Problem to work on
Transcribe the material verbatim in full; the pictures do not belong in the copy.

Provided records
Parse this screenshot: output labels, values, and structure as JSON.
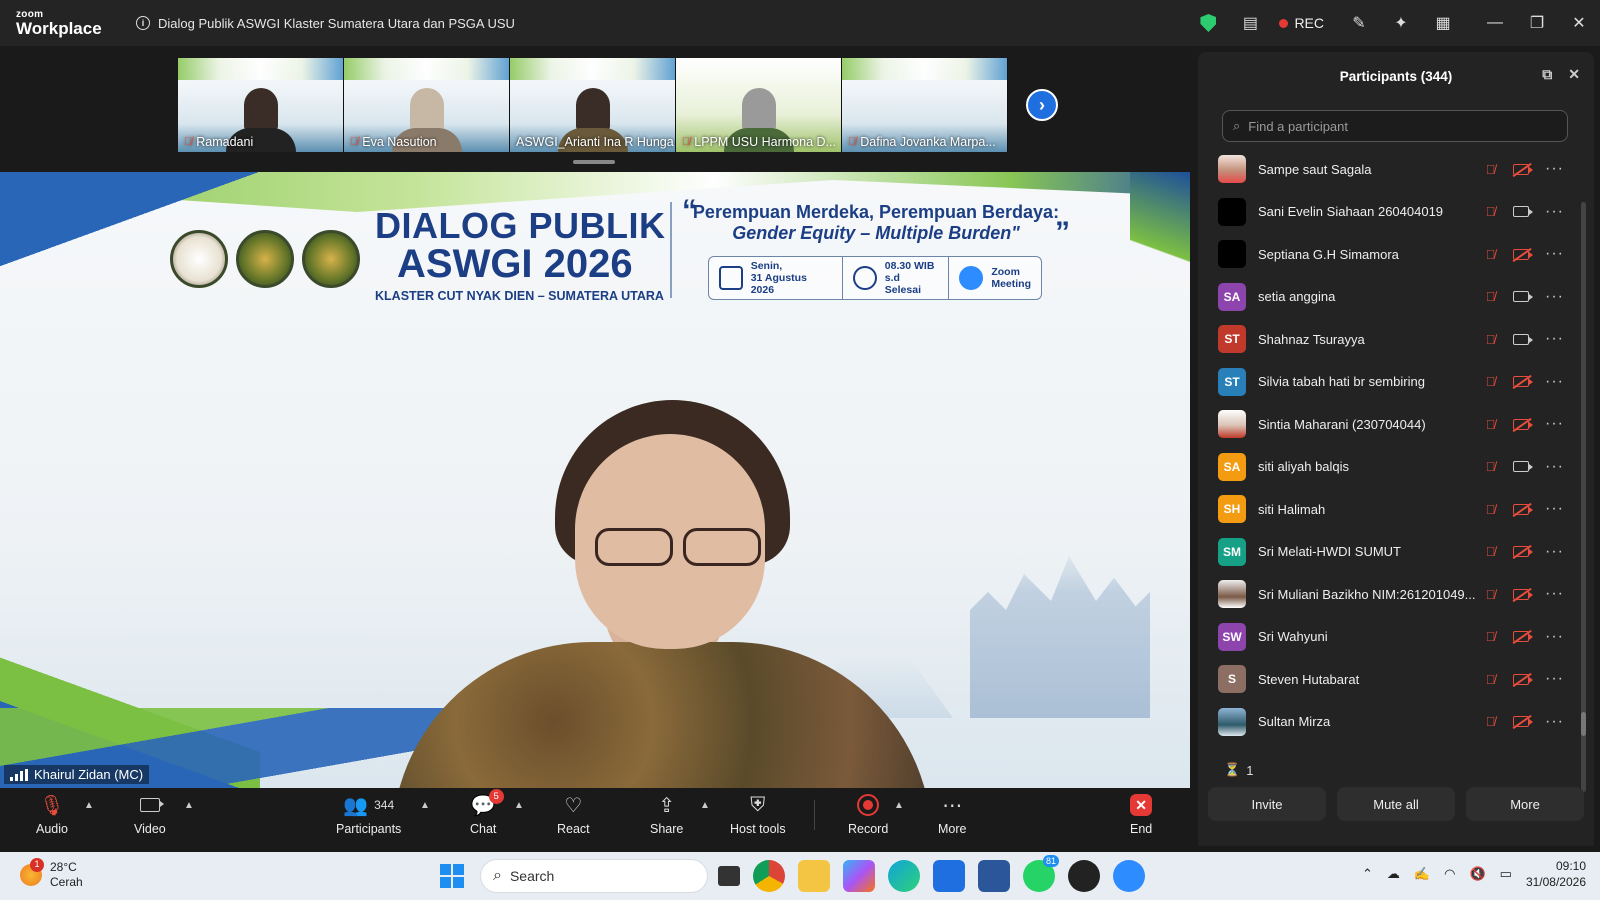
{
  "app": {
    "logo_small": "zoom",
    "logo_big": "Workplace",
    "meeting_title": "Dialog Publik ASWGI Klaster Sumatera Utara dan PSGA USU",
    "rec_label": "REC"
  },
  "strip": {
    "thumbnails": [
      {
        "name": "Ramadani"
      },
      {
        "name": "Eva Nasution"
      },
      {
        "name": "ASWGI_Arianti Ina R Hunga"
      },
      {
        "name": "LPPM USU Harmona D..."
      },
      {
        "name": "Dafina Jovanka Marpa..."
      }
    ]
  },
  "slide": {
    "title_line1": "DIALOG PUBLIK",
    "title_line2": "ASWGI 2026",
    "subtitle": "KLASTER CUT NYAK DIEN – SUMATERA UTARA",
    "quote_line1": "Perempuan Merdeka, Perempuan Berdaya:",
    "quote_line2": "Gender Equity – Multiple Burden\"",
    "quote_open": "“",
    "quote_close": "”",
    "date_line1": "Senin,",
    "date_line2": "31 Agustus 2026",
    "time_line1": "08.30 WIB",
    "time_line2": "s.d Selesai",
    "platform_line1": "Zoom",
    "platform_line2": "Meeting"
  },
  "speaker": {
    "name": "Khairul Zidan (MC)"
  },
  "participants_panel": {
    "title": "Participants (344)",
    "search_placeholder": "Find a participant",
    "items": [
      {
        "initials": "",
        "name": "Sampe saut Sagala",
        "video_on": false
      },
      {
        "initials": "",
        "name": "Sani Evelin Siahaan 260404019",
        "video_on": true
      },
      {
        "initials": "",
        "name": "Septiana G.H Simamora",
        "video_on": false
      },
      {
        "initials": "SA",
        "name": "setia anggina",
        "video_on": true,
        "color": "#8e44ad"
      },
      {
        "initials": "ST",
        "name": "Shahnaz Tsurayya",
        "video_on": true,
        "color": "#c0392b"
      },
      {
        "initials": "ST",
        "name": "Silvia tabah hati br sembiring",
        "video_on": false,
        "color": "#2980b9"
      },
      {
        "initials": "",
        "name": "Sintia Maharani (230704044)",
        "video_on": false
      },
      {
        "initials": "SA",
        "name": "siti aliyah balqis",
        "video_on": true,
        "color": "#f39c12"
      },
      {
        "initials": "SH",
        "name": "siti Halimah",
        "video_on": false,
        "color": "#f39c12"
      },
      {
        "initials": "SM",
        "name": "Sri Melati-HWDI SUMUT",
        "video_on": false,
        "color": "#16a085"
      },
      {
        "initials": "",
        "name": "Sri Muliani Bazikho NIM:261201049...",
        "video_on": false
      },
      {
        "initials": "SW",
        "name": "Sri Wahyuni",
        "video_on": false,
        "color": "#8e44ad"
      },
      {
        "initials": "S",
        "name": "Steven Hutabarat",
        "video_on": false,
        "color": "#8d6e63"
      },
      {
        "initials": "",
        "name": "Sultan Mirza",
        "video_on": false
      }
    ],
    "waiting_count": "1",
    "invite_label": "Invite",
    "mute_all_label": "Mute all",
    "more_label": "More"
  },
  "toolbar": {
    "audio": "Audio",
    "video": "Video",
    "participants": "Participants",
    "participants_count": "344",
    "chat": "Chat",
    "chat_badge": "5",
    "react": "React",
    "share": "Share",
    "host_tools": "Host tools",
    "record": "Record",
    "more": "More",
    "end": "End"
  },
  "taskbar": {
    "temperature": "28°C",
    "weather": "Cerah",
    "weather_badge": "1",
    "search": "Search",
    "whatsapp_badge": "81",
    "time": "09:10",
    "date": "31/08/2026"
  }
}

Completed task
Parse this screenshot: output labels, values, and structure as JSON.
{
  "app": {
    "logo_small": "zoom",
    "logo_big": "Workplace",
    "meeting_title": "Dialog Publik ASWGI Klaster Sumatera Utara dan PSGA USU",
    "rec_label": "REC"
  },
  "strip": {
    "thumbnails": [
      {
        "name": "Ramadani"
      },
      {
        "name": "Eva Nasution"
      },
      {
        "name": "ASWGI_Arianti Ina R Hunga"
      },
      {
        "name": "LPPM USU Harmona D..."
      },
      {
        "name": "Dafina Jovanka Marpa..."
      }
    ]
  },
  "slide": {
    "title_line1": "DIALOG PUBLIK",
    "title_line2": "ASWGI 2026",
    "subtitle": "KLASTER CUT NYAK DIEN – SUMATERA UTARA",
    "quote_line1": "Perempuan Merdeka, Perempuan Berdaya:",
    "quote_line2": "Gender Equity – Multiple Burden\"",
    "quote_open": "“",
    "quote_close": "”",
    "date_line1": "Senin,",
    "date_line2": "31 Agustus 2026",
    "time_line1": "08.30 WIB",
    "time_line2": "s.d Selesai",
    "platform_line1": "Zoom",
    "platform_line2": "Meeting"
  },
  "speaker": {
    "name": "Khairul Zidan (MC)"
  },
  "participants_panel": {
    "title": "Participants (344)",
    "search_placeholder": "Find a participant",
    "items": [
      {
        "initials": "",
        "name": "Sampe saut Sagala",
        "video_on": false
      },
      {
        "initials": "",
        "name": "Sani Evelin Siahaan 260404019",
        "video_on": true
      },
      {
        "initials": "",
        "name": "Septiana G.H Simamora",
        "video_on": false
      },
      {
        "initials": "SA",
        "name": "setia anggina",
        "video_on": true,
        "color": "#8e44ad"
      },
      {
        "initials": "ST",
        "name": "Shahnaz Tsurayya",
        "video_on": true,
        "color": "#c0392b"
      },
      {
        "initials": "ST",
        "name": "Silvia tabah hati br sembiring",
        "video_on": false,
        "color": "#2980b9"
      },
      {
        "initials": "",
        "name": "Sintia Maharani (230704044)",
        "video_on": false
      },
      {
        "initials": "SA",
        "name": "siti aliyah balqis",
        "video_on": true,
        "color": "#f39c12"
      },
      {
        "initials": "SH",
        "name": "siti Halimah",
        "video_on": false,
        "color": "#f39c12"
      },
      {
        "initials": "SM",
        "name": "Sri Melati-HWDI SUMUT",
        "video_on": false,
        "color": "#16a085"
      },
      {
        "initials": "",
        "name": "Sri Muliani Bazikho NIM:261201049...",
        "video_on": false
      },
      {
        "initials": "SW",
        "name": "Sri Wahyuni",
        "video_on": false,
        "color": "#8e44ad"
      },
      {
        "initials": "S",
        "name": "Steven Hutabarat",
        "video_on": false,
        "color": "#8d6e63"
      },
      {
        "initials": "",
        "name": "Sultan Mirza",
        "video_on": false
      }
    ],
    "waiting_count": "1",
    "invite_label": "Invite",
    "mute_all_label": "Mute all",
    "more_label": "More"
  },
  "toolbar": {
    "audio": "Audio",
    "video": "Video",
    "participants": "Participants",
    "participants_count": "344",
    "chat": "Chat",
    "chat_badge": "5",
    "react": "React",
    "share": "Share",
    "host_tools": "Host tools",
    "record": "Record",
    "more": "More",
    "end": "End"
  },
  "taskbar": {
    "temperature": "28°C",
    "weather": "Cerah",
    "weather_badge": "1",
    "search": "Search",
    "whatsapp_badge": "81",
    "time": "09:10",
    "date": "31/08/2026"
  }
}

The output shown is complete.